Restate all of the entries exactly, dropping any pictures they hold.
— begin SOURCE RECORDS —
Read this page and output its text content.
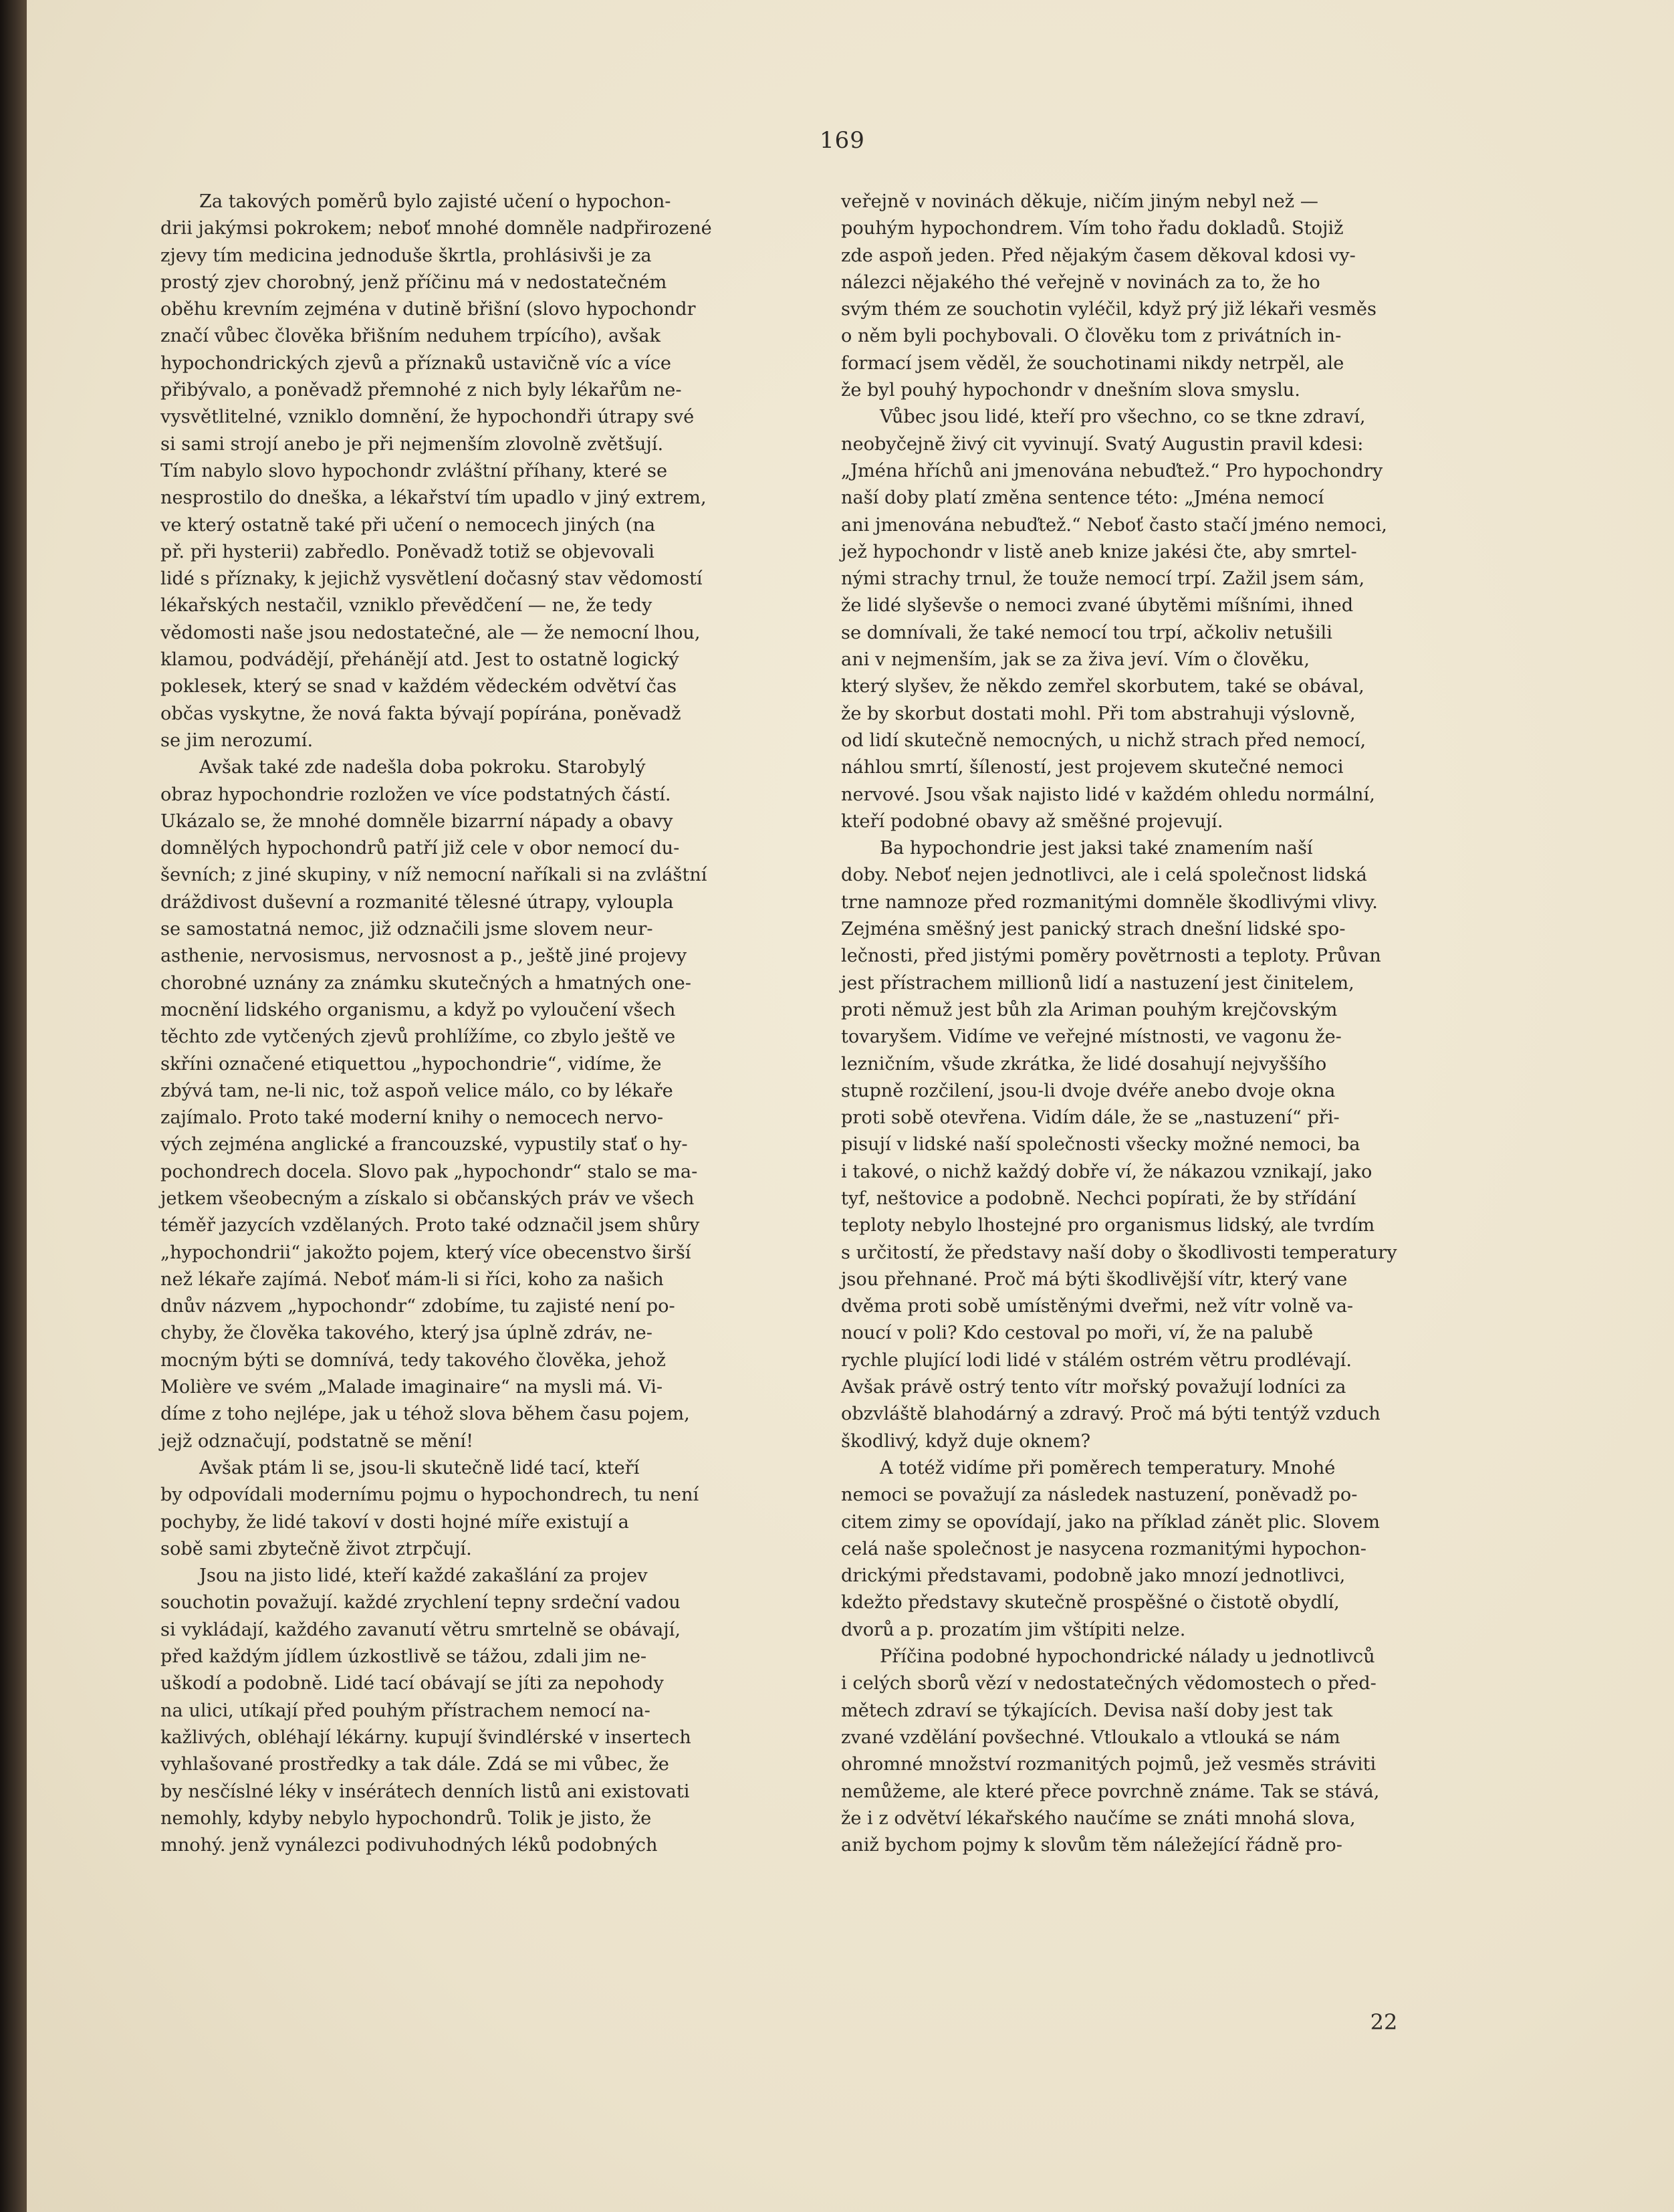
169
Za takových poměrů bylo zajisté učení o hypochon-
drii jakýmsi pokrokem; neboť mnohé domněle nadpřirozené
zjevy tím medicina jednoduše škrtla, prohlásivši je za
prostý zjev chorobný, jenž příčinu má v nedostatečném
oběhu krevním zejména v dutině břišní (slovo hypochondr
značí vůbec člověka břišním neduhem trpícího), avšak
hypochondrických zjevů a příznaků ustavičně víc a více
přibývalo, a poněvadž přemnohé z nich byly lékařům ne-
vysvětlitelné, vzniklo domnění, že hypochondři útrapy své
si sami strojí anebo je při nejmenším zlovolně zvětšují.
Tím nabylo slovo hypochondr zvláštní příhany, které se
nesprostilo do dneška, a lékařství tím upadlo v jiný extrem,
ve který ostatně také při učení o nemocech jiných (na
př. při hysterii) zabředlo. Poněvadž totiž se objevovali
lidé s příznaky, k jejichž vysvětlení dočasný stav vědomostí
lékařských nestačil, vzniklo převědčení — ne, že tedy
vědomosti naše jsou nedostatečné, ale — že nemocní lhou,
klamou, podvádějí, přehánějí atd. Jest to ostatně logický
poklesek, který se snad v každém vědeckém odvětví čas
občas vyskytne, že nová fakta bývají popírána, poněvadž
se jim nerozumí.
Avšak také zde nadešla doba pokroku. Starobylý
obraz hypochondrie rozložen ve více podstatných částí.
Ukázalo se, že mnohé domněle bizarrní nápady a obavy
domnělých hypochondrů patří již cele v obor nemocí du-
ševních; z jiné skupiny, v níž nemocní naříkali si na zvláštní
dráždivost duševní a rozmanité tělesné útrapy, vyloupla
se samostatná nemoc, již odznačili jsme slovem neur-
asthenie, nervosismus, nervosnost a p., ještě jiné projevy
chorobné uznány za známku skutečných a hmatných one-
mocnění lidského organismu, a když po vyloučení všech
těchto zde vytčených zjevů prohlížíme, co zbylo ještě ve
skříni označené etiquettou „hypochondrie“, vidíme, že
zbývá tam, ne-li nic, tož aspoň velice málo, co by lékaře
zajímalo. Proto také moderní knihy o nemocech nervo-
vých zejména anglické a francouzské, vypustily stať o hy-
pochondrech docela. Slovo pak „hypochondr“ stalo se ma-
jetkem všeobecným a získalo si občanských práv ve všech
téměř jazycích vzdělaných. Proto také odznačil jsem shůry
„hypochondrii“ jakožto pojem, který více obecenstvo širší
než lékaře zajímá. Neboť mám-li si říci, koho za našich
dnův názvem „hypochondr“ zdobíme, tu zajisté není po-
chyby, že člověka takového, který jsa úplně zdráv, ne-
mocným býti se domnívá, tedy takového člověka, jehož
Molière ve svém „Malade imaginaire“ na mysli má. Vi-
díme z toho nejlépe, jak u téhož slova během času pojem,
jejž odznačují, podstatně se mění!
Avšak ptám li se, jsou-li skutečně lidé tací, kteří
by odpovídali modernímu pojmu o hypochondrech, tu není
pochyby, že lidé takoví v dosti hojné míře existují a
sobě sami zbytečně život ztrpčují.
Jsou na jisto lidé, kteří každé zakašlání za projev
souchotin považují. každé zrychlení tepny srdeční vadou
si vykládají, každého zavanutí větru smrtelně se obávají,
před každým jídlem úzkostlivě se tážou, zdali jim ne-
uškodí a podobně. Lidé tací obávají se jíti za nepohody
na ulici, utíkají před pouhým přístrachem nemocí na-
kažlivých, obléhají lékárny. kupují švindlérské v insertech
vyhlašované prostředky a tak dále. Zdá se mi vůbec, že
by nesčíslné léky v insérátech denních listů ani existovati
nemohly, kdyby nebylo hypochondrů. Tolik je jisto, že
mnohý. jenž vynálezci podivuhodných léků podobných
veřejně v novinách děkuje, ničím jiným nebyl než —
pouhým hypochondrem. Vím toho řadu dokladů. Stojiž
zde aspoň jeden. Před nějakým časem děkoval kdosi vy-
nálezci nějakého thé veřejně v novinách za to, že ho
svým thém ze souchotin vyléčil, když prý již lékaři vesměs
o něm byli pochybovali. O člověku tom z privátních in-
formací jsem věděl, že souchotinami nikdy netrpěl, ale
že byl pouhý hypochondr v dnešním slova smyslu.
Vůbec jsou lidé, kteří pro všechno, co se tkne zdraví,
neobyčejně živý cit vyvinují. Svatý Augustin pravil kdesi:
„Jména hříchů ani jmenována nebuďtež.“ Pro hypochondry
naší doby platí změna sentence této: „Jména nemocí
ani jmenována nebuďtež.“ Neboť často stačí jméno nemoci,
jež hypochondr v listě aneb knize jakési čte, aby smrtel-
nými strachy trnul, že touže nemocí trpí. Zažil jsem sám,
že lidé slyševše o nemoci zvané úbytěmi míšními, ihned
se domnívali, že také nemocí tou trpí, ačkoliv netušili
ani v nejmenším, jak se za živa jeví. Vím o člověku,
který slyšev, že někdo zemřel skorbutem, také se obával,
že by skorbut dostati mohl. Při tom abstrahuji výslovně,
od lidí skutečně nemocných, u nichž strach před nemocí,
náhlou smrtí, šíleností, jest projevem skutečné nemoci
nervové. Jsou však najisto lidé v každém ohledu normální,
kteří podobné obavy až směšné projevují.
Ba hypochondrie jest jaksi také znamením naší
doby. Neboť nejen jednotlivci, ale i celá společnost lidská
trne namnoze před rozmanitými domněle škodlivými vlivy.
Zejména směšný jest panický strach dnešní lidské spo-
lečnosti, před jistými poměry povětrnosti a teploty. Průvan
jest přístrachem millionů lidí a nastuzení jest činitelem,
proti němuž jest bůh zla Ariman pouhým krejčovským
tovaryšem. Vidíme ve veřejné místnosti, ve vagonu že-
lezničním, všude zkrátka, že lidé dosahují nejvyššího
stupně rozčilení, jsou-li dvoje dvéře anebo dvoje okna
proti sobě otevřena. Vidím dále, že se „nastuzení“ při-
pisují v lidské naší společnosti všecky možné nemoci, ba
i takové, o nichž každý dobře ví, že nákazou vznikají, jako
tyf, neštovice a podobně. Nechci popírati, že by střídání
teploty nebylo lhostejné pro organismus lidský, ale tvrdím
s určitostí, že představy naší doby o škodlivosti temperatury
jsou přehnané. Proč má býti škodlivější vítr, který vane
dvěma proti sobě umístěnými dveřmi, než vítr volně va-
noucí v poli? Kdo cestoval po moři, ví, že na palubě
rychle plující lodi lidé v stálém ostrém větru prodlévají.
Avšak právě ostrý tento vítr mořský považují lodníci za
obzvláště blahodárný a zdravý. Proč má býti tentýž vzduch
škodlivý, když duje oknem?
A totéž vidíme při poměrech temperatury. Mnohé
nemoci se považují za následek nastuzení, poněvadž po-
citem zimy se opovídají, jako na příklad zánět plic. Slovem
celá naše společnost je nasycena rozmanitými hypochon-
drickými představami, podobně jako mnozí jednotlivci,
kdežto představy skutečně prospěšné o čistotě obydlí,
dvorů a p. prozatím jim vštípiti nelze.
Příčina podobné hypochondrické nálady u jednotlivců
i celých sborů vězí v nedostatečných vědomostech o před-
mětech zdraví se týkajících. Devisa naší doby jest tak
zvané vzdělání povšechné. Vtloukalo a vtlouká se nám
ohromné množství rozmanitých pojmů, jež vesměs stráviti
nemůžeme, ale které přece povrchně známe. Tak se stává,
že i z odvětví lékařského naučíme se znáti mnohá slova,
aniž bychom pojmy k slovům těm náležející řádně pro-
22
— end SOURCE RECORDS —
— RESPONSE TO THE TASK —
Read this page and output its text content.
169
Za takových poměrů bylo zajisté učení o hypochon-
drii jakýmsi pokrokem; neboť mnohé domněle nadpřirozené
zjevy tím medicina jednoduše škrtla, prohlásivši je za
prostý zjev chorobný, jenž příčinu má v nedostatečném
oběhu krevním zejména v dutině břišní (slovo hypochondr
značí vůbec člověka břišním neduhem trpícího), avšak
hypochondrických zjevů a příznaků ustavičně víc a více
přibývalo, a poněvadž přemnohé z nich byly lékařům ne-
vysvětlitelné, vzniklo domnění, že hypochondři útrapy své
si sami strojí anebo je při nejmenším zlovolně zvětšují.
Tím nabylo slovo hypochondr zvláštní příhany, které se
nesprostilo do dneška, a lékařství tím upadlo v jiný extrem,
ve který ostatně také při učení o nemocech jiných (na
př. při hysterii) zabředlo. Poněvadž totiž se objevovali
lidé s příznaky, k jejichž vysvětlení dočasný stav vědomostí
lékařských nestačil, vzniklo převědčení — ne, že tedy
vědomosti naše jsou nedostatečné, ale — že nemocní lhou,
klamou, podvádějí, přehánějí atd. Jest to ostatně logický
poklesek, který se snad v každém vědeckém odvětví čas
občas vyskytne, že nová fakta bývají popírána, poněvadž
se jim nerozumí.
Avšak také zde nadešla doba pokroku. Starobylý
obraz hypochondrie rozložen ve více podstatných částí.
Ukázalo se, že mnohé domněle bizarrní nápady a obavy
domnělých hypochondrů patří již cele v obor nemocí du-
ševních; z jiné skupiny, v níž nemocní naříkali si na zvláštní
dráždivost duševní a rozmanité tělesné útrapy, vyloupla
se samostatná nemoc, již odznačili jsme slovem neur-
asthenie, nervosismus, nervosnost a p., ještě jiné projevy
chorobné uznány za známku skutečných a hmatných one-
mocnění lidského organismu, a když po vyloučení všech
těchto zde vytčených zjevů prohlížíme, co zbylo ještě ve
skříni označené etiquettou „hypochondrie“, vidíme, že
zbývá tam, ne-li nic, tož aspoň velice málo, co by lékaře
zajímalo. Proto také moderní knihy o nemocech nervo-
vých zejména anglické a francouzské, vypustily stať o hy-
pochondrech docela. Slovo pak „hypochondr“ stalo se ma-
jetkem všeobecným a získalo si občanských práv ve všech
téměř jazycích vzdělaných. Proto také odznačil jsem shůry
„hypochondrii“ jakožto pojem, který více obecenstvo širší
než lékaře zajímá. Neboť mám-li si říci, koho za našich
dnův názvem „hypochondr“ zdobíme, tu zajisté není po-
chyby, že člověka takového, který jsa úplně zdráv, ne-
mocným býti se domnívá, tedy takového člověka, jehož
Molière ve svém „Malade imaginaire“ na mysli má. Vi-
díme z toho nejlépe, jak u téhož slova během času pojem,
jejž odznačují, podstatně se mění!
Avšak ptám li se, jsou-li skutečně lidé tací, kteří
by odpovídali modernímu pojmu o hypochondrech, tu není
pochyby, že lidé takoví v dosti hojné míře existují a
sobě sami zbytečně život ztrpčují.
Jsou na jisto lidé, kteří každé zakašlání za projev
souchotin považují. každé zrychlení tepny srdeční vadou
si vykládají, každého zavanutí větru smrtelně se obávají,
před každým jídlem úzkostlivě se tážou, zdali jim ne-
uškodí a podobně. Lidé tací obávají se jíti za nepohody
na ulici, utíkají před pouhým přístrachem nemocí na-
kažlivých, obléhají lékárny. kupují švindlérské v insertech
vyhlašované prostředky a tak dále. Zdá se mi vůbec, že
by nesčíslné léky v insérátech denních listů ani existovati
nemohly, kdyby nebylo hypochondrů. Tolik je jisto, že
mnohý. jenž vynálezci podivuhodných léků podobných
veřejně v novinách děkuje, ničím jiným nebyl než —
pouhým hypochondrem. Vím toho řadu dokladů. Stojiž
zde aspoň jeden. Před nějakým časem děkoval kdosi vy-
nálezci nějakého thé veřejně v novinách za to, že ho
svým thém ze souchotin vyléčil, když prý již lékaři vesměs
o něm byli pochybovali. O člověku tom z privátních in-
formací jsem věděl, že souchotinami nikdy netrpěl, ale
že byl pouhý hypochondr v dnešním slova smyslu.
Vůbec jsou lidé, kteří pro všechno, co se tkne zdraví,
neobyčejně živý cit vyvinují. Svatý Augustin pravil kdesi:
„Jména hříchů ani jmenována nebuďtež.“ Pro hypochondry
naší doby platí změna sentence této: „Jména nemocí
ani jmenována nebuďtež.“ Neboť často stačí jméno nemoci,
jež hypochondr v listě aneb knize jakési čte, aby smrtel-
nými strachy trnul, že touže nemocí trpí. Zažil jsem sám,
že lidé slyševše o nemoci zvané úbytěmi míšními, ihned
se domnívali, že také nemocí tou trpí, ačkoliv netušili
ani v nejmenším, jak se za živa jeví. Vím o člověku,
který slyšev, že někdo zemřel skorbutem, také se obával,
že by skorbut dostati mohl. Při tom abstrahuji výslovně,
od lidí skutečně nemocných, u nichž strach před nemocí,
náhlou smrtí, šíleností, jest projevem skutečné nemoci
nervové. Jsou však najisto lidé v každém ohledu normální,
kteří podobné obavy až směšné projevují.
Ba hypochondrie jest jaksi také znamením naší
doby. Neboť nejen jednotlivci, ale i celá společnost lidská
trne namnoze před rozmanitými domněle škodlivými vlivy.
Zejména směšný jest panický strach dnešní lidské spo-
lečnosti, před jistými poměry povětrnosti a teploty. Průvan
jest přístrachem millionů lidí a nastuzení jest činitelem,
proti němuž jest bůh zla Ariman pouhým krejčovským
tovaryšem. Vidíme ve veřejné místnosti, ve vagonu že-
lezničním, všude zkrátka, že lidé dosahují nejvyššího
stupně rozčilení, jsou-li dvoje dvéře anebo dvoje okna
proti sobě otevřena. Vidím dále, že se „nastuzení“ při-
pisují v lidské naší společnosti všecky možné nemoci, ba
i takové, o nichž každý dobře ví, že nákazou vznikají, jako
tyf, neštovice a podobně. Nechci popírati, že by střídání
teploty nebylo lhostejné pro organismus lidský, ale tvrdím
s určitostí, že představy naší doby o škodlivosti temperatury
jsou přehnané. Proč má býti škodlivější vítr, který vane
dvěma proti sobě umístěnými dveřmi, než vítr volně va-
noucí v poli? Kdo cestoval po moři, ví, že na palubě
rychle plující lodi lidé v stálém ostrém větru prodlévají.
Avšak právě ostrý tento vítr mořský považují lodníci za
obzvláště blahodárný a zdravý. Proč má býti tentýž vzduch
škodlivý, když duje oknem?
A totéž vidíme při poměrech temperatury. Mnohé
nemoci se považují za následek nastuzení, poněvadž po-
citem zimy se opovídají, jako na příklad zánět plic. Slovem
celá naše společnost je nasycena rozmanitými hypochon-
drickými představami, podobně jako mnozí jednotlivci,
kdežto představy skutečně prospěšné o čistotě obydlí,
dvorů a p. prozatím jim vštípiti nelze.
Příčina podobné hypochondrické nálady u jednotlivců
i celých sborů vězí v nedostatečných vědomostech o před-
mětech zdraví se týkajících. Devisa naší doby jest tak
zvané vzdělání povšechné. Vtloukalo a vtlouká se nám
ohromné množství rozmanitých pojmů, jež vesměs stráviti
nemůžeme, ale které přece povrchně známe. Tak se stává,
že i z odvětví lékařského naučíme se znáti mnohá slova,
aniž bychom pojmy k slovům těm náležející řádně pro-
22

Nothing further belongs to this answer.